** start of Source records **

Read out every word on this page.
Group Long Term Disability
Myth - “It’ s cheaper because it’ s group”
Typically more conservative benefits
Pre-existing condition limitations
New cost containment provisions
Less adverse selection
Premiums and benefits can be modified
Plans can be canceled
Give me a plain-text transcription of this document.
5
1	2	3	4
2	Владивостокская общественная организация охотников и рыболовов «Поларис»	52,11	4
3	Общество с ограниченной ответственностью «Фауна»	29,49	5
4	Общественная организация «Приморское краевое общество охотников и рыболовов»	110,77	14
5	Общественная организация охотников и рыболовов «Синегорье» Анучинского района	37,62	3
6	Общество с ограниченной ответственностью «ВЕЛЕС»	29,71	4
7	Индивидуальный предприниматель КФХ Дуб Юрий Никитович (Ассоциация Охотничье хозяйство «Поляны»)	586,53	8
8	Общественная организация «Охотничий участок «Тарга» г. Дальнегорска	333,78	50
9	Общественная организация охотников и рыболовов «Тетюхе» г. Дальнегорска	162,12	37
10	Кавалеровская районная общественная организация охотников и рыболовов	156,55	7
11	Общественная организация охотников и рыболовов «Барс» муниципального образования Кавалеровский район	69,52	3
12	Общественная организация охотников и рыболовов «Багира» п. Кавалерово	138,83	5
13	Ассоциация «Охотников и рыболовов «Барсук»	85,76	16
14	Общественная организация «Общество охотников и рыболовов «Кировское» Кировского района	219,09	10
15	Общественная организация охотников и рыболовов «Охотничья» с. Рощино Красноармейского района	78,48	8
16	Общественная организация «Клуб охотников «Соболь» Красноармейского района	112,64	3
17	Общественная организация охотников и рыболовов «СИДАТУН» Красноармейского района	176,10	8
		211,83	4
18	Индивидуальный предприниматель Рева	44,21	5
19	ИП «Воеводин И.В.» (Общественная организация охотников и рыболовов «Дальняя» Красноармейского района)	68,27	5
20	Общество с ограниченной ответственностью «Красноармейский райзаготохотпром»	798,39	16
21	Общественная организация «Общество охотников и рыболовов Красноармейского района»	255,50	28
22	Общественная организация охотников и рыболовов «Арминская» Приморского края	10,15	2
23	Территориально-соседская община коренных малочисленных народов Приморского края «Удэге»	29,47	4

** end of Source records **

Work to complete:
Reproduce each line of the material containing the word "Индивидуальный".

Full solution:
7	Индивидуальный предприниматель КФХ Дуб Юрий Никитович (Ассоциация Охотничье хозяйство «Поляны»)	586,53	8
18	Индивидуальный предприниматель Рева	44,21	5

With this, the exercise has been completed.